Write each line out again exactly as written.
# Start of Records for this exercise
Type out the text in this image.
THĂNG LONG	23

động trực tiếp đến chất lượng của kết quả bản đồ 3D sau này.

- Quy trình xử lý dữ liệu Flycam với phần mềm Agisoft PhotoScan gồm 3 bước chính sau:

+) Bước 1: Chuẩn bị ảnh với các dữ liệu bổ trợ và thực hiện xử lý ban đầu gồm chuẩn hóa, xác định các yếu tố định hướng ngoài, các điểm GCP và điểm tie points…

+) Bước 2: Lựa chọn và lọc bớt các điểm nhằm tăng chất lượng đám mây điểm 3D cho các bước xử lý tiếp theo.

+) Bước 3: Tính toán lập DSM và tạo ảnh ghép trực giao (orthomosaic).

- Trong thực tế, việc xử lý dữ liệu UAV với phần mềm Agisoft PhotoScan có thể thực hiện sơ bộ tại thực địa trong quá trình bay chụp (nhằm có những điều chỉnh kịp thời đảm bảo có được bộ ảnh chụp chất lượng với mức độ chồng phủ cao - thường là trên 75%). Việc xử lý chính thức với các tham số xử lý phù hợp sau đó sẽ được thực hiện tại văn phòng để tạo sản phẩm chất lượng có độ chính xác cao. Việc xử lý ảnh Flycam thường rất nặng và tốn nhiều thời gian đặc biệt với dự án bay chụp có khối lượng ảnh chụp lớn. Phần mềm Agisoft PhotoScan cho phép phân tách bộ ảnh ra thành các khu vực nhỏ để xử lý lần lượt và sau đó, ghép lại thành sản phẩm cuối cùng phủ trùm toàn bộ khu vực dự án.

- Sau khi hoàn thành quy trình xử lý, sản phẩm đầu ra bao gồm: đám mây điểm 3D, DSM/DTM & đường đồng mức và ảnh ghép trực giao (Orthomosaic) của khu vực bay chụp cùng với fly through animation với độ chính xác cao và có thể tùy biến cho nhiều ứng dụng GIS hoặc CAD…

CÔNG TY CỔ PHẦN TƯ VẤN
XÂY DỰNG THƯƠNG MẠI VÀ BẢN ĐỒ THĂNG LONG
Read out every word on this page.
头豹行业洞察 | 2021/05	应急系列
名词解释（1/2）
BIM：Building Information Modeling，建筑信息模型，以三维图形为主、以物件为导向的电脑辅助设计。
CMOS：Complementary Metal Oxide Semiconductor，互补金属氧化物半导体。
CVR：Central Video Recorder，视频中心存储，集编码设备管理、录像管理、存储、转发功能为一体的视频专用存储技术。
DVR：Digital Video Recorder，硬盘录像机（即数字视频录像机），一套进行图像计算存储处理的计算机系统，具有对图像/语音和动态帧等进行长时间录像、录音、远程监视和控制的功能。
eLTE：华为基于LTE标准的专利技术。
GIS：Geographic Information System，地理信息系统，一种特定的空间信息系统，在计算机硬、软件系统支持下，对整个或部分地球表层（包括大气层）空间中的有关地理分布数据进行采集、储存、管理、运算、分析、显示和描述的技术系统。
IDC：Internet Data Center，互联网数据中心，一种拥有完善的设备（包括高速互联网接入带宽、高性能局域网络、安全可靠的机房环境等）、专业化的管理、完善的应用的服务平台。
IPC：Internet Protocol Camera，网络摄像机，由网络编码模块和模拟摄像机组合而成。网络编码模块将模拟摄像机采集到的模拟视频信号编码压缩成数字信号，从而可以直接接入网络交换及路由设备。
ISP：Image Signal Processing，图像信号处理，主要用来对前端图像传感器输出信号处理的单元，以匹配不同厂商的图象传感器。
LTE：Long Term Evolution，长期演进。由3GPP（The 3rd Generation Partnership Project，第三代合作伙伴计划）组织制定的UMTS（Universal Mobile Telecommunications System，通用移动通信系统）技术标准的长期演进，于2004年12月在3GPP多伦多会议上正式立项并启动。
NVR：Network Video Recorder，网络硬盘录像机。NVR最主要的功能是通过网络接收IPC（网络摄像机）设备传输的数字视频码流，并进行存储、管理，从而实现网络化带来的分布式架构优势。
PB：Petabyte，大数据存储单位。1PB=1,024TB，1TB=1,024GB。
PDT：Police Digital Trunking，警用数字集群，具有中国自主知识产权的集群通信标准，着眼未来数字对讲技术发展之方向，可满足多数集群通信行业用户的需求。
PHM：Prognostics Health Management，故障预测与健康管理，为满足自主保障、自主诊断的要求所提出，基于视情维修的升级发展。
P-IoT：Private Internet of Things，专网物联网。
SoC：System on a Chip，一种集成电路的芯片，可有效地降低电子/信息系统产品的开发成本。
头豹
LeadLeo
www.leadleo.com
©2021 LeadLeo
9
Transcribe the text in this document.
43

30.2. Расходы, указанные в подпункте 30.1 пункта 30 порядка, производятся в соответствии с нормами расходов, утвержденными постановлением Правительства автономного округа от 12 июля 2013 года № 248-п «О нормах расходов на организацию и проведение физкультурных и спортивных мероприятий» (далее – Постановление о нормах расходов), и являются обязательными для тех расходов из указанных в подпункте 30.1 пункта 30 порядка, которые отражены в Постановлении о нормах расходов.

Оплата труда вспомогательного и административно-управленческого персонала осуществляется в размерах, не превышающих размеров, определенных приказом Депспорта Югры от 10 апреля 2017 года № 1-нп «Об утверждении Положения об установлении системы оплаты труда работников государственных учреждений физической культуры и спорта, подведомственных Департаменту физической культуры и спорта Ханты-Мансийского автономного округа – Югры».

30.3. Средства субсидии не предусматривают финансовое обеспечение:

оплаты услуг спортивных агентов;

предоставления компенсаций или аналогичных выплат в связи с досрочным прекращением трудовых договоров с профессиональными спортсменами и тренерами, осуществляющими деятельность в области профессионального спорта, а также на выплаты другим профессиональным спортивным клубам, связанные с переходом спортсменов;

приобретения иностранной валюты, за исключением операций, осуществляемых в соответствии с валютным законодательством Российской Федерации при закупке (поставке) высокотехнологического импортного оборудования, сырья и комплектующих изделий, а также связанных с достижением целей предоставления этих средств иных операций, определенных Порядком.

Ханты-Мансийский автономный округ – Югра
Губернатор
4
# End of Records for this exercise
Written reply:
Type out the text in this image.
THĂNG LONG	23

động trực tiếp đến chất lượng của kết quả bản đồ 3D sau này.

- Quy trình xử lý dữ liệu Flycam với phần mềm Agisoft PhotoScan gồm 3 bước chính sau:

+) Bước 1: Chuẩn bị ảnh với các dữ liệu bổ trợ và thực hiện xử lý ban đầu gồm chuẩn hóa, xác định các yếu tố định hướng ngoài, các điểm GCP và điểm tie points…

+) Bước 2: Lựa chọn và lọc bớt các điểm nhằm tăng chất lượng đám mây điểm 3D cho các bước xử lý tiếp theo.

+) Bước 3: Tính toán lập DSM và tạo ảnh ghép trực giao (orthomosaic).

- Trong thực tế, việc xử lý dữ liệu UAV với phần mềm Agisoft PhotoScan có thể thực hiện sơ bộ tại thực địa trong quá trình bay chụp (nhằm có những điều chỉnh kịp thời đảm bảo có được bộ ảnh chụp chất lượng với mức độ chồng phủ cao - thường là trên 75%). Việc xử lý chính thức với các tham số xử lý phù hợp sau đó sẽ được thực hiện tại văn phòng để tạo sản phẩm chất lượng có độ chính xác cao. Việc xử lý ảnh Flycam thường rất nặng và tốn nhiều thời gian đặc biệt với dự án bay chụp có khối lượng ảnh chụp lớn. Phần mềm Agisoft PhotoScan cho phép phân tách bộ ảnh ra thành các khu vực nhỏ để xử lý lần lượt và sau đó, ghép lại thành sản phẩm cuối cùng phủ trùm toàn bộ khu vực dự án.

- Sau khi hoàn thành quy trình xử lý, sản phẩm đầu ra bao gồm: đám mây điểm 3D, DSM/DTM & đường đồng mức và ảnh ghép trực giao (Orthomosaic) của khu vực bay chụp cùng với fly through animation với độ chính xác cao và có thể tùy biến cho nhiều ứng dụng GIS hoặc CAD…

CÔNG TY CỔ PHẦN TƯ VẤN
XÂY DỰNG THƯƠNG MẠI VÀ BẢN ĐỒ THĂNG LONG
Read out every word on this page.
头豹行业洞察 | 2021/05	应急系列
名词解释（1/2）
BIM：Building Information Modeling，建筑信息模型，以三维图形为主、以物件为导向的电脑辅助设计。
CMOS：Complementary Metal Oxide Semiconductor，互补金属氧化物半导体。
CVR：Central Video Recorder，视频中心存储，集编码设备管理、录像管理、存储、转发功能为一体的视频专用存储技术。
DVR：Digital Video Recorder，硬盘录像机（即数字视频录像机），一套进行图像计算存储处理的计算机系统，具有对图像/语音和动态帧等进行长时间录像、录音、远程监视和控制的功能。
eLTE：华为基于LTE标准的专利技术。
GIS：Geographic Information System，地理信息系统，一种特定的空间信息系统，在计算机硬、软件系统支持下，对整个或部分地球表层（包括大气层）空间中的有关地理分布数据进行采集、储存、管理、运算、分析、显示和描述的技术系统。
IDC：Internet Data Center，互联网数据中心，一种拥有完善的设备（包括高速互联网接入带宽、高性能局域网络、安全可靠的机房环境等）、专业化的管理、完善的应用的服务平台。
IPC：Internet Protocol Camera，网络摄像机，由网络编码模块和模拟摄像机组合而成。网络编码模块将模拟摄像机采集到的模拟视频信号编码压缩成数字信号，从而可以直接接入网络交换及路由设备。
ISP：Image Signal Processing，图像信号处理，主要用来对前端图像传感器输出信号处理的单元，以匹配不同厂商的图象传感器。
LTE：Long Term Evolution，长期演进。由3GPP（The 3rd Generation Partnership Project，第三代合作伙伴计划）组织制定的UMTS（Universal Mobile Telecommunications System，通用移动通信系统）技术标准的长期演进，于2004年12月在3GPP多伦多会议上正式立项并启动。
NVR：Network Video Recorder，网络硬盘录像机。NVR最主要的功能是通过网络接收IPC（网络摄像机）设备传输的数字视频码流，并进行存储、管理，从而实现网络化带来的分布式架构优势。
PB：Petabyte，大数据存储单位。1PB=1,024TB，1TB=1,024GB。
PDT：Police Digital Trunking，警用数字集群，具有中国自主知识产权的集群通信标准，着眼未来数字对讲技术发展之方向，可满足多数集群通信行业用户的需求。
PHM：Prognostics Health Management，故障预测与健康管理，为满足自主保障、自主诊断的要求所提出，基于视情维修的升级发展。
P-IoT：Private Internet of Things，专网物联网。
SoC：System on a Chip，一种集成电路的芯片，可有效地降低电子/信息系统产品的开发成本。
头豹
LeadLeo
www.leadleo.com
©2021 LeadLeo
9
Transcribe the text in this document.
43

30.2. Расходы, указанные в подпункте 30.1 пункта 30 порядка, производятся в соответствии с нормами расходов, утвержденными постановлением Правительства автономного округа от 12 июля 2013 года № 248-п «О нормах расходов на организацию и проведение физкультурных и спортивных мероприятий» (далее – Постановление о нормах расходов), и являются обязательными для тех расходов из указанных в подпункте 30.1 пункта 30 порядка, которые отражены в Постановлении о нормах расходов.

Оплата труда вспомогательного и административно-управленческого персонала осуществляется в размерах, не превышающих размеров, определенных приказом Депспорта Югры от 10 апреля 2017 года № 1-нп «Об утверждении Положения об установлении системы оплаты труда работников государственных учреждений физической культуры и спорта, подведомственных Департаменту физической культуры и спорта Ханты-Мансийского автономного округа – Югры».

30.3. Средства субсидии не предусматривают финансовое обеспечение:

оплаты услуг спортивных агентов;

предоставления компенсаций или аналогичных выплат в связи с досрочным прекращением трудовых договоров с профессиональными спортсменами и тренерами, осуществляющими деятельность в области профессионального спорта, а также на выплаты другим профессиональным спортивным клубам, связанные с переходом спортсменов;

приобретения иностранной валюты, за исключением операций, осуществляемых в соответствии с валютным законодательством Российской Федерации при закупке (поставке) высокотехнологического импортного оборудования, сырья и комплектующих изделий, а также связанных с достижением целей предоставления этих средств иных операций, определенных Порядком.

Ханты-Мансийский автономный округ – Югра
Губернатор
4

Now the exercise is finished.